*Directions:*
Reproduce, without any changes, the lines in the data below from the one containing "legend-label: Keywords insgesamt" through the one containing "y-tick-label: 0 [68, 671, 76, 685]", inclusive.

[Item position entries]
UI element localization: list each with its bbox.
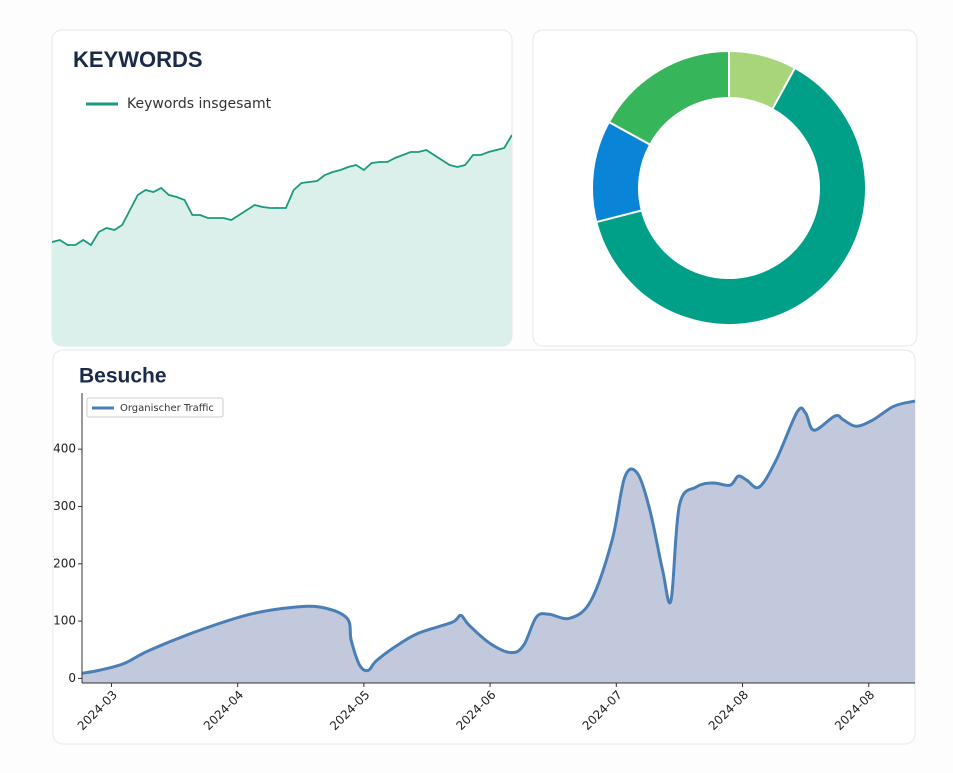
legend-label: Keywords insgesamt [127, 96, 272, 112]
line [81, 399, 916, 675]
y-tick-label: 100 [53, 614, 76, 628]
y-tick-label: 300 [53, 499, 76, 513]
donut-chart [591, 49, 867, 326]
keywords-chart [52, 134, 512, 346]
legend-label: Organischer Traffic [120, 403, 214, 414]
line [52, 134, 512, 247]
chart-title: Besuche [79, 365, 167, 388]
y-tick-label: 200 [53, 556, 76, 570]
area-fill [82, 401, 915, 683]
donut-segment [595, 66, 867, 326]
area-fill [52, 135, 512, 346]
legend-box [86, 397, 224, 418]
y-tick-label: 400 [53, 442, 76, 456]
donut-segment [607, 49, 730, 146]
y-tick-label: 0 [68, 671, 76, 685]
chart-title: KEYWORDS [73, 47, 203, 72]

*Worked solution:*
legend-label: Keywords insgesamt [127, 96, 272, 112]
line [81, 399, 916, 675]
y-tick-label: 100 [53, 614, 76, 628]
y-tick-label: 300 [53, 499, 76, 513]
donut-chart [591, 49, 867, 326]
keywords-chart [52, 134, 512, 346]
legend-label: Organischer Traffic [120, 403, 214, 414]
line [52, 134, 512, 247]
chart-title: Besuche [79, 365, 167, 388]
y-tick-label: 200 [53, 556, 76, 570]
area-fill [82, 401, 915, 683]
donut-segment [595, 66, 867, 326]
area-fill [52, 135, 512, 346]
legend-box [86, 397, 224, 418]
y-tick-label: 400 [53, 442, 76, 456]
donut-segment [607, 49, 730, 146]
y-tick-label: 0 [68, 671, 76, 685]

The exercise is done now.